--- START ---

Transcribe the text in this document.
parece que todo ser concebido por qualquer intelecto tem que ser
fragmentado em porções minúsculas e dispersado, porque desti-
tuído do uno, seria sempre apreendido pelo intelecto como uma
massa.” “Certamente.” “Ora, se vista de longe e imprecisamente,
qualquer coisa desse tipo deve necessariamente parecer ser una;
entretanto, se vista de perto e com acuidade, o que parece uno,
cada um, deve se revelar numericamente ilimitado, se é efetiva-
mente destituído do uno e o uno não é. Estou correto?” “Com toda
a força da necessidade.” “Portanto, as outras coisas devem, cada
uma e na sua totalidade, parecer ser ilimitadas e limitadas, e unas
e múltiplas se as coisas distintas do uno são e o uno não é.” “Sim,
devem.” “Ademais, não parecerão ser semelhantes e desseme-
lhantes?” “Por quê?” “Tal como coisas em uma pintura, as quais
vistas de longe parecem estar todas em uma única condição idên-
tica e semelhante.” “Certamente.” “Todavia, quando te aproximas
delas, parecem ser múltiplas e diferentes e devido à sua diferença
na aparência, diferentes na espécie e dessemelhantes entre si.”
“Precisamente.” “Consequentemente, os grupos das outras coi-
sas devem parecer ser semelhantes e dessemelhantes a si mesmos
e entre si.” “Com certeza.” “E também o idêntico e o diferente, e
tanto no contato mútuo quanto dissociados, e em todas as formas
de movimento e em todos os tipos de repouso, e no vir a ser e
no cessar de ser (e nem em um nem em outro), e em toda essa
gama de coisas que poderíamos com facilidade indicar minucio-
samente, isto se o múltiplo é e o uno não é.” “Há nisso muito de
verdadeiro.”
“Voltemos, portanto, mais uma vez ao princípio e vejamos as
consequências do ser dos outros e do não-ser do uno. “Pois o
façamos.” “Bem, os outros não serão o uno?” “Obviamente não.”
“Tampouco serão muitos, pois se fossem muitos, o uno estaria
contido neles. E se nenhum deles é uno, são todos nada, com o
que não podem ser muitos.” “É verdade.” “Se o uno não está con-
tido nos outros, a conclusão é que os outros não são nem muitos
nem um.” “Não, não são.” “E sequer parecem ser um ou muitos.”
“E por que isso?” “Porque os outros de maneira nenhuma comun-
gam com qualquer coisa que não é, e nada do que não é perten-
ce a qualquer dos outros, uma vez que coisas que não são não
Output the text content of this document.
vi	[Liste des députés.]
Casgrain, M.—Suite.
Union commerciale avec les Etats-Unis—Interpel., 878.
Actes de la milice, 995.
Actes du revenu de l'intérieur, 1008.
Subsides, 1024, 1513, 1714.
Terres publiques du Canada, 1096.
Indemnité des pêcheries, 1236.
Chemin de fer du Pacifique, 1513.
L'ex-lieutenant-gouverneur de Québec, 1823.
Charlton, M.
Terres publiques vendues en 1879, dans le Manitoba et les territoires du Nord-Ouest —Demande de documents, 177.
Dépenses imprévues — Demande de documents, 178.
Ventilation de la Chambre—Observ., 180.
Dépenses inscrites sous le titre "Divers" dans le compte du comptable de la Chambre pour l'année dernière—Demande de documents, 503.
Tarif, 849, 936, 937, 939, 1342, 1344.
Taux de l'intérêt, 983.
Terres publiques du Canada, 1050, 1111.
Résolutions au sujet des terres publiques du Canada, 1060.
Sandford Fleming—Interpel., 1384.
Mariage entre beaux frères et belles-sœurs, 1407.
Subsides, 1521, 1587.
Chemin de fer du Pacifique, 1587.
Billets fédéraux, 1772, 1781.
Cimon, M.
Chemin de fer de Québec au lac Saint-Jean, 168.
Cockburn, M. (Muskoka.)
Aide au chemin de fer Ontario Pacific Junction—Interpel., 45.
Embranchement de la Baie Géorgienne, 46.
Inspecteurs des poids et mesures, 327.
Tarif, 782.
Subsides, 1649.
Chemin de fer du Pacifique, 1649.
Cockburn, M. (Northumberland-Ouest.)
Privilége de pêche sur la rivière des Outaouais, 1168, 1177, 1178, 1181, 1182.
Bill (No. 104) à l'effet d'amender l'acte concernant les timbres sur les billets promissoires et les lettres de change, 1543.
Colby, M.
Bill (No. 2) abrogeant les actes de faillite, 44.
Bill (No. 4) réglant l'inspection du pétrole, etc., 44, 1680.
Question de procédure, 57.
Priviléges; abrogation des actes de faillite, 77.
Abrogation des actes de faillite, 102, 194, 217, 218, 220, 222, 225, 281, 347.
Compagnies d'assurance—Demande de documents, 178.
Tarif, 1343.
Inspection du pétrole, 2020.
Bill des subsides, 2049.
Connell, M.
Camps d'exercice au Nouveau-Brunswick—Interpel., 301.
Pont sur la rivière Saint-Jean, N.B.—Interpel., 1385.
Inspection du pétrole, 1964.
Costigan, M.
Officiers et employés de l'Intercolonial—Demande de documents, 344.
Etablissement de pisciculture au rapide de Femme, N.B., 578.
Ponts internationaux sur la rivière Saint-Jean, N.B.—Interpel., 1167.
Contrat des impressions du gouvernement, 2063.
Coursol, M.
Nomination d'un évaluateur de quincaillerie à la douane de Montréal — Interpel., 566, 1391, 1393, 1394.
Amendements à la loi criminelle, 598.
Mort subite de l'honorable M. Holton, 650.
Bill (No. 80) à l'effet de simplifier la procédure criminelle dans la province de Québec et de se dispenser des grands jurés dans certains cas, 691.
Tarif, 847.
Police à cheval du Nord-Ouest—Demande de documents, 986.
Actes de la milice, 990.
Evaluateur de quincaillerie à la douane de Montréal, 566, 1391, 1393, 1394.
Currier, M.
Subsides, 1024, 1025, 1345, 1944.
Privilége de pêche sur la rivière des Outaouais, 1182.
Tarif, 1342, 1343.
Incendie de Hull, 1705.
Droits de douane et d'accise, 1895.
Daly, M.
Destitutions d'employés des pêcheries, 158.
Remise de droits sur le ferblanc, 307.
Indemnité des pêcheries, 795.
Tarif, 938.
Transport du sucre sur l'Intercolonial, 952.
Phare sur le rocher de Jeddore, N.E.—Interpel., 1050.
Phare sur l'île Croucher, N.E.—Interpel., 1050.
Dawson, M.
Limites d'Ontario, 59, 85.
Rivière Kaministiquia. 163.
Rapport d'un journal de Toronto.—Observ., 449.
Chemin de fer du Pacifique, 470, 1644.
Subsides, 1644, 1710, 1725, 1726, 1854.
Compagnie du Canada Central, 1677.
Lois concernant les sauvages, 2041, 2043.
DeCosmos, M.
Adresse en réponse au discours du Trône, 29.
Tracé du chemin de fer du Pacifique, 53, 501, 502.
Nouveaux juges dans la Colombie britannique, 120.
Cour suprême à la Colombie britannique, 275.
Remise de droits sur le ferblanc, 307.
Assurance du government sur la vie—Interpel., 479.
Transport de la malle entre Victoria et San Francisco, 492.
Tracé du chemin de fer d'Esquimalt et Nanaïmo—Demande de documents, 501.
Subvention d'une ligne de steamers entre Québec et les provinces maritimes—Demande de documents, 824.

--- END ---

* **EXERCISE**
Copy out each record exactly as given, omitting none.

* **TASK SOLUTION**
Transcribe the text in this document.
parece que todo ser concebido por qualquer intelecto tem que ser
fragmentado em porções minúsculas e dispersado, porque desti-
tuído do uno, seria sempre apreendido pelo intelecto como uma
massa.” “Certamente.” “Ora, se vista de longe e imprecisamente,
qualquer coisa desse tipo deve necessariamente parecer ser una;
entretanto, se vista de perto e com acuidade, o que parece uno,
cada um, deve se revelar numericamente ilimitado, se é efetiva-
mente destituído do uno e o uno não é. Estou correto?” “Com toda
a força da necessidade.” “Portanto, as outras coisas devem, cada
uma e na sua totalidade, parecer ser ilimitadas e limitadas, e unas
e múltiplas se as coisas distintas do uno são e o uno não é.” “Sim,
devem.” “Ademais, não parecerão ser semelhantes e desseme-
lhantes?” “Por quê?” “Tal como coisas em uma pintura, as quais
vistas de longe parecem estar todas em uma única condição idên-
tica e semelhante.” “Certamente.” “Todavia, quando te aproximas
delas, parecem ser múltiplas e diferentes e devido à sua diferença
na aparência, diferentes na espécie e dessemelhantes entre si.”
“Precisamente.” “Consequentemente, os grupos das outras coi-
sas devem parecer ser semelhantes e dessemelhantes a si mesmos
e entre si.” “Com certeza.” “E também o idêntico e o diferente, e
tanto no contato mútuo quanto dissociados, e em todas as formas
de movimento e em todos os tipos de repouso, e no vir a ser e
no cessar de ser (e nem em um nem em outro), e em toda essa
gama de coisas que poderíamos com facilidade indicar minucio-
samente, isto se o múltiplo é e o uno não é.” “Há nisso muito de
verdadeiro.”
“Voltemos, portanto, mais uma vez ao princípio e vejamos as
consequências do ser dos outros e do não-ser do uno. “Pois o
façamos.” “Bem, os outros não serão o uno?” “Obviamente não.”
“Tampouco serão muitos, pois se fossem muitos, o uno estaria
contido neles. E se nenhum deles é uno, são todos nada, com o
que não podem ser muitos.” “É verdade.” “Se o uno não está con-
tido nos outros, a conclusão é que os outros não são nem muitos
nem um.” “Não, não são.” “E sequer parecem ser um ou muitos.”
“E por que isso?” “Porque os outros de maneira nenhuma comun-
gam com qualquer coisa que não é, e nada do que não é perten-
ce a qualquer dos outros, uma vez que coisas que não são não
Output the text content of this document.
vi	[Liste des députés.]
Casgrain, M.—Suite.
Union commerciale avec les Etats-Unis—Interpel., 878.
Actes de la milice, 995.
Actes du revenu de l'intérieur, 1008.
Subsides, 1024, 1513, 1714.
Terres publiques du Canada, 1096.
Indemnité des pêcheries, 1236.
Chemin de fer du Pacifique, 1513.
L'ex-lieutenant-gouverneur de Québec, 1823.
Charlton, M.
Terres publiques vendues en 1879, dans le Manitoba et les territoires du Nord-Ouest —Demande de documents, 177.
Dépenses imprévues — Demande de documents, 178.
Ventilation de la Chambre—Observ., 180.
Dépenses inscrites sous le titre "Divers" dans le compte du comptable de la Chambre pour l'année dernière—Demande de documents, 503.
Tarif, 849, 936, 937, 939, 1342, 1344.
Taux de l'intérêt, 983.
Terres publiques du Canada, 1050, 1111.
Résolutions au sujet des terres publiques du Canada, 1060.
Sandford Fleming—Interpel., 1384.
Mariage entre beaux frères et belles-sœurs, 1407.
Subsides, 1521, 1587.
Chemin de fer du Pacifique, 1587.
Billets fédéraux, 1772, 1781.
Cimon, M.
Chemin de fer de Québec au lac Saint-Jean, 168.
Cockburn, M. (Muskoka.)
Aide au chemin de fer Ontario Pacific Junction—Interpel., 45.
Embranchement de la Baie Géorgienne, 46.
Inspecteurs des poids et mesures, 327.
Tarif, 782.
Subsides, 1649.
Chemin de fer du Pacifique, 1649.
Cockburn, M. (Northumberland-Ouest.)
Privilége de pêche sur la rivière des Outaouais, 1168, 1177, 1178, 1181, 1182.
Bill (No. 104) à l'effet d'amender l'acte concernant les timbres sur les billets promissoires et les lettres de change, 1543.
Colby, M.
Bill (No. 2) abrogeant les actes de faillite, 44.
Bill (No. 4) réglant l'inspection du pétrole, etc., 44, 1680.
Question de procédure, 57.
Priviléges; abrogation des actes de faillite, 77.
Abrogation des actes de faillite, 102, 194, 217, 218, 220, 222, 225, 281, 347.
Compagnies d'assurance—Demande de documents, 178.
Tarif, 1343.
Inspection du pétrole, 2020.
Bill des subsides, 2049.
Connell, M.
Camps d'exercice au Nouveau-Brunswick—Interpel., 301.
Pont sur la rivière Saint-Jean, N.B.—Interpel., 1385.
Inspection du pétrole, 1964.
Costigan, M.
Officiers et employés de l'Intercolonial—Demande de documents, 344.
Etablissement de pisciculture au rapide de Femme, N.B., 578.
Ponts internationaux sur la rivière Saint-Jean, N.B.—Interpel., 1167.
Contrat des impressions du gouvernement, 2063.
Coursol, M.
Nomination d'un évaluateur de quincaillerie à la douane de Montréal — Interpel., 566, 1391, 1393, 1394.
Amendements à la loi criminelle, 598.
Mort subite de l'honorable M. Holton, 650.
Bill (No. 80) à l'effet de simplifier la procédure criminelle dans la province de Québec et de se dispenser des grands jurés dans certains cas, 691.
Tarif, 847.
Police à cheval du Nord-Ouest—Demande de documents, 986.
Actes de la milice, 990.
Evaluateur de quincaillerie à la douane de Montréal, 566, 1391, 1393, 1394.
Currier, M.
Subsides, 1024, 1025, 1345, 1944.
Privilége de pêche sur la rivière des Outaouais, 1182.
Tarif, 1342, 1343.
Incendie de Hull, 1705.
Droits de douane et d'accise, 1895.
Daly, M.
Destitutions d'employés des pêcheries, 158.
Remise de droits sur le ferblanc, 307.
Indemnité des pêcheries, 795.
Tarif, 938.
Transport du sucre sur l'Intercolonial, 952.
Phare sur le rocher de Jeddore, N.E.—Interpel., 1050.
Phare sur l'île Croucher, N.E.—Interpel., 1050.
Dawson, M.
Limites d'Ontario, 59, 85.
Rivière Kaministiquia. 163.
Rapport d'un journal de Toronto.—Observ., 449.
Chemin de fer du Pacifique, 470, 1644.
Subsides, 1644, 1710, 1725, 1726, 1854.
Compagnie du Canada Central, 1677.
Lois concernant les sauvages, 2041, 2043.
DeCosmos, M.
Adresse en réponse au discours du Trône, 29.
Tracé du chemin de fer du Pacifique, 53, 501, 502.
Nouveaux juges dans la Colombie britannique, 120.
Cour suprême à la Colombie britannique, 275.
Remise de droits sur le ferblanc, 307.
Assurance du government sur la vie—Interpel., 479.
Transport de la malle entre Victoria et San Francisco, 492.
Tracé du chemin de fer d'Esquimalt et Nanaïmo—Demande de documents, 501.
Subvention d'une ligne de steamers entre Québec et les provinces maritimes—Demande de documents, 824.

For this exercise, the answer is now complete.